:: Instructions ::
1. In the passage on tolerance stack-up, reproduce the text that begins at the words "In more general" and stops after "wish they had.", substituting "manufacturing costs" for "product costs".
2. Condense the paragraph of the passage on tolerance stack-up that opens with "What I find really funny" into a short bulleted list that keeps its main facts.
3. According to the passage on tolerance stack-up, when did Monte Carlo modeling become all the rage?

:: Document passage ::
• • •

What I find really funny about this is that most engineers have learned the hard way, over time, that there is this thing called “tolerance stack-up.” In other words, no matter what you specify on a CAD model or drawing, a machine only has so much physical capability to hold that dimension. Therefore, engineers become very proficient at specifying tolerances. In recent years, they have even become much better at understanding the stack up of these tolerances on the final dimensions of a part. In fact, there are very sophisticated software packages dedicated to helping engineers do this.

In more general usage, Monte Carlo modeling became all the rage 10 to 20 years ago. Monte Carlo was an attempt to recognize the inherent noise in numbers that we measure, and how that uncertainty affects the models that we make, especially financial models.  However, the funny thing is that when it comes to calculating product costs, people ignore the precision question, and just assume they have the precision they wish they had.

• • •

(Dataset items)
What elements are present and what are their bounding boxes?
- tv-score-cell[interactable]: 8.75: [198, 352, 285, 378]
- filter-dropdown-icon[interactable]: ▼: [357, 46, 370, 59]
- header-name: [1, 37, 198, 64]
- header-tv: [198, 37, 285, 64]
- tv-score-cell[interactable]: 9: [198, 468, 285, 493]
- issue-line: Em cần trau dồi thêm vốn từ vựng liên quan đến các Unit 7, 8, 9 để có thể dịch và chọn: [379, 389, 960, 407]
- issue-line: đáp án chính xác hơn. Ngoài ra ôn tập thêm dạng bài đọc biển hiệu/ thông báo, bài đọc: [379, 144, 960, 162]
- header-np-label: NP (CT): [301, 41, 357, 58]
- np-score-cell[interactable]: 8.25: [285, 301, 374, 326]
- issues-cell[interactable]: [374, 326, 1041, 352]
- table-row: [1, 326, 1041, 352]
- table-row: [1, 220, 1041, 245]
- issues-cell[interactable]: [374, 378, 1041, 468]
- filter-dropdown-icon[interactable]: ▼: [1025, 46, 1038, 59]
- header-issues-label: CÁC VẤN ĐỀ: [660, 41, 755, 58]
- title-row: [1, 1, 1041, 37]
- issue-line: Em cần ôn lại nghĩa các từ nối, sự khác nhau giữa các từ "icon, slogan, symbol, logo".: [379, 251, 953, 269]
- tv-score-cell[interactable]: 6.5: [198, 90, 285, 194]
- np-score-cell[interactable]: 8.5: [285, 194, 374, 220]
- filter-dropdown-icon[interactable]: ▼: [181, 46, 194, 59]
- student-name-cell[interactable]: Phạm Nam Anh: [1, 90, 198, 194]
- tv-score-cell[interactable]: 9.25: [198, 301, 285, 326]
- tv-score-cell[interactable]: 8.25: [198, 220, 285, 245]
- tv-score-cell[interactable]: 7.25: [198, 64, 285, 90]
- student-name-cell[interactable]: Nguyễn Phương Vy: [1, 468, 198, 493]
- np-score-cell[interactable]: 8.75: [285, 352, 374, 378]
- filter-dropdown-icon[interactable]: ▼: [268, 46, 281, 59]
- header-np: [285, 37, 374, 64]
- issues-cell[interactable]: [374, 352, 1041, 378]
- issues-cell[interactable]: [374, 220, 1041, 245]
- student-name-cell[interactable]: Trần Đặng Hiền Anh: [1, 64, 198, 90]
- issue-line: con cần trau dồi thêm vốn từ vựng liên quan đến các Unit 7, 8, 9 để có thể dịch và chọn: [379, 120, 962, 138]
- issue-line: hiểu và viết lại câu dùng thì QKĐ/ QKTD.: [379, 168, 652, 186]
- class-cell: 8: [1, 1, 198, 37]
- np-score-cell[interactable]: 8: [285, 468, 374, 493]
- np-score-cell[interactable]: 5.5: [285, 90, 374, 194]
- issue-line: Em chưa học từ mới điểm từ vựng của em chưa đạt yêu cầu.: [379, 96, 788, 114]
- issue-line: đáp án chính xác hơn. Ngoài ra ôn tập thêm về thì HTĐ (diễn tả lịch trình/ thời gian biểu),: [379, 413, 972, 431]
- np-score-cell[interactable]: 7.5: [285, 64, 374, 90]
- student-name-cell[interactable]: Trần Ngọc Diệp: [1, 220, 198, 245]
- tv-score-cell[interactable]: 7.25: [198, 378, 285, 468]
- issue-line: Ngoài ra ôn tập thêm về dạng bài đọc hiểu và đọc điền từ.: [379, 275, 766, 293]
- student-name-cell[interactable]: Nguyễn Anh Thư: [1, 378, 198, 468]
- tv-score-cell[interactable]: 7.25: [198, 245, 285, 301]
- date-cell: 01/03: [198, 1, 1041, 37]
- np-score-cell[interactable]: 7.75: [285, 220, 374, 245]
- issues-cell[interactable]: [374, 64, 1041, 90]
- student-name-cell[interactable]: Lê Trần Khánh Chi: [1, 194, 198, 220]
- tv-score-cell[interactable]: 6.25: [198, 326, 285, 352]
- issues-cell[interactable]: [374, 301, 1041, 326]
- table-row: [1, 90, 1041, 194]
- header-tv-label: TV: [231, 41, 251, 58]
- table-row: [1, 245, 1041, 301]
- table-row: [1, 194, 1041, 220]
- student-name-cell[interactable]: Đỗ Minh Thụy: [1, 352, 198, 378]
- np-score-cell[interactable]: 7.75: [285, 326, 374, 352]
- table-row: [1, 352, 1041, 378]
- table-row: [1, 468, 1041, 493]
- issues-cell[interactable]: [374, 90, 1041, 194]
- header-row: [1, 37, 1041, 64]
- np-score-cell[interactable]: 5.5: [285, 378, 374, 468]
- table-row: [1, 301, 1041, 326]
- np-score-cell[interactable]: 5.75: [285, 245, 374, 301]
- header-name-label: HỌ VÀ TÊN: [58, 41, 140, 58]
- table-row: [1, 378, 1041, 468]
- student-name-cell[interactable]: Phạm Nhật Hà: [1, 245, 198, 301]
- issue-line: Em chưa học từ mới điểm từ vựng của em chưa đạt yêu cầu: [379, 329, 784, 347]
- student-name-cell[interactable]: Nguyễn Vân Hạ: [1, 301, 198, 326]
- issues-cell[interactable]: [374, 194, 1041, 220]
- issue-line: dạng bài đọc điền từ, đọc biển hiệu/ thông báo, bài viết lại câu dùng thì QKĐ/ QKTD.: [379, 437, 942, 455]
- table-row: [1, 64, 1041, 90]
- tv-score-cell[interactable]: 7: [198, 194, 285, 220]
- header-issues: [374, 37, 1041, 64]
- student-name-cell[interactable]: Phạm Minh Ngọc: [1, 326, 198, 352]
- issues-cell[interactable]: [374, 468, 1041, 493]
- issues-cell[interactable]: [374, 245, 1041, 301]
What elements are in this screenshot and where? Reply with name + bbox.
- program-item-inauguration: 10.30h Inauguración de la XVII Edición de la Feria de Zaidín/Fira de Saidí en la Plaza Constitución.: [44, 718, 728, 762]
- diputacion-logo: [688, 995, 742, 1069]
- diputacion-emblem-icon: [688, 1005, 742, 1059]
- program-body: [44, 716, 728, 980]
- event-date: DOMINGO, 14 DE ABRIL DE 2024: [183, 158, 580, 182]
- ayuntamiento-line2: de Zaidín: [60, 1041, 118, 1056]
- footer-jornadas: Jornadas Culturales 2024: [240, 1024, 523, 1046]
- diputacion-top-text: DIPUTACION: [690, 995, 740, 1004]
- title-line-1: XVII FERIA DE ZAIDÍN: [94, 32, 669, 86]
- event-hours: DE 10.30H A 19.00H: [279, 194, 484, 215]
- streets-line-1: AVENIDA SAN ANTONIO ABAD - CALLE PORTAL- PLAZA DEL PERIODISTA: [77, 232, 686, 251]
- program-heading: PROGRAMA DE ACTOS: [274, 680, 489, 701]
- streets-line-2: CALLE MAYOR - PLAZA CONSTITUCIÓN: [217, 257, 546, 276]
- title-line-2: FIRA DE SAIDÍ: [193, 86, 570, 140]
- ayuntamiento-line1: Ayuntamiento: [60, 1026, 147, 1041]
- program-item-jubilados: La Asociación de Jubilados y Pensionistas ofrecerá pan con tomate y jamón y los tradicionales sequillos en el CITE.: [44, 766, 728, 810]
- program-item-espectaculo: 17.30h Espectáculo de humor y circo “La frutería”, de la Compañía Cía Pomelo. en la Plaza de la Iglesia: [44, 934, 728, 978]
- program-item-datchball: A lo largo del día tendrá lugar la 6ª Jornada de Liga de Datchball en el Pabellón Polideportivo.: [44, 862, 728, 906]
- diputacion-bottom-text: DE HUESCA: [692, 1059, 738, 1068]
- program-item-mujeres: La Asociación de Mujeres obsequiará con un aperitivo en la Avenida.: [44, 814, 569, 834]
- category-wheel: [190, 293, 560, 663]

• • •

:: Solution list ::
1.
In more general usage, Monte Carlo modeling became all the rage 10 to 20 years ago. Monte Carlo was an attempt to recognize the inherent noise in numbers that we measure, and how that uncertainty affects the models that we make, especially financial models.  However, the funny thing is that when it comes to calculating manufacturing costs, people ignore the precision question, and just assume they have the precision they wish they had.

2.
- Over time, most engineers have learned the hard way about tolerance stack-up.
- Whatever a CAD model or drawing specifies, a machine can hold a dimension only within its physical capability.
- As a result, engineers have become very proficient at specifying tolerances.
- In recent years they have become much better at understanding how tolerances stack up on a part's final dimensions.
- Very sophisticated software packages are dedicated to helping them do this.

3. It became all the rage 10 to 20 years ago.